──────── RECORDS SHOWN ────────

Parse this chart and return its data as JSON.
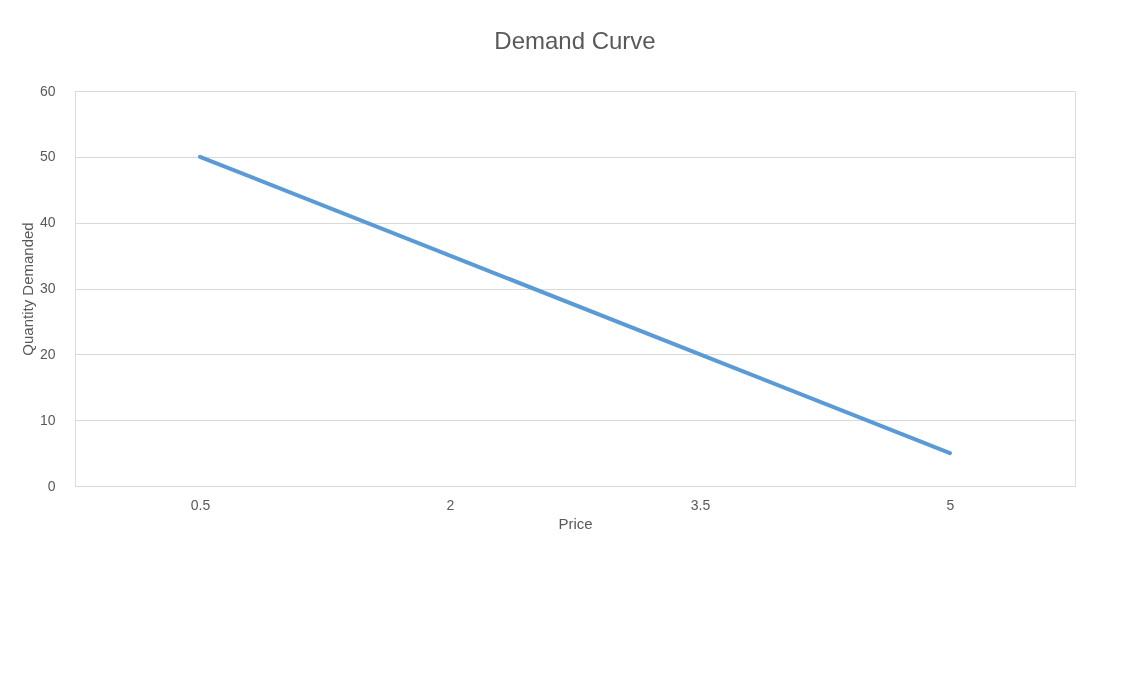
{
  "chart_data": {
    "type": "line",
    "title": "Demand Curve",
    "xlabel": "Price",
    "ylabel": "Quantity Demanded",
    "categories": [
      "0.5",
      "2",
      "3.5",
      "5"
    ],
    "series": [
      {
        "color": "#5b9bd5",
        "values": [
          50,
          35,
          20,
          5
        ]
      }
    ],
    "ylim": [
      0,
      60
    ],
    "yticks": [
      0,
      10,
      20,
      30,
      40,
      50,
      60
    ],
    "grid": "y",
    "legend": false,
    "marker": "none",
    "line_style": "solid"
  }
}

────────

*DIRECTIONS FOR THIS TASK*
Copy out the whole listing exactly, and don't carry over any pictures.

*WORKED SOLUTION*
Parse this chart and return its data as JSON.
{
  "chart_data": {
    "type": "line",
    "title": "Demand Curve",
    "xlabel": "Price",
    "ylabel": "Quantity Demanded",
    "categories": [
      "0.5",
      "2",
      "3.5",
      "5"
    ],
    "series": [
      {
        "color": "#5b9bd5",
        "values": [
          50,
          35,
          20,
          5
        ]
      }
    ],
    "ylim": [
      0,
      60
    ],
    "yticks": [
      0,
      10,
      20,
      30,
      40,
      50,
      60
    ],
    "grid": "y",
    "legend": false,
    "marker": "none",
    "line_style": "solid"
  }
}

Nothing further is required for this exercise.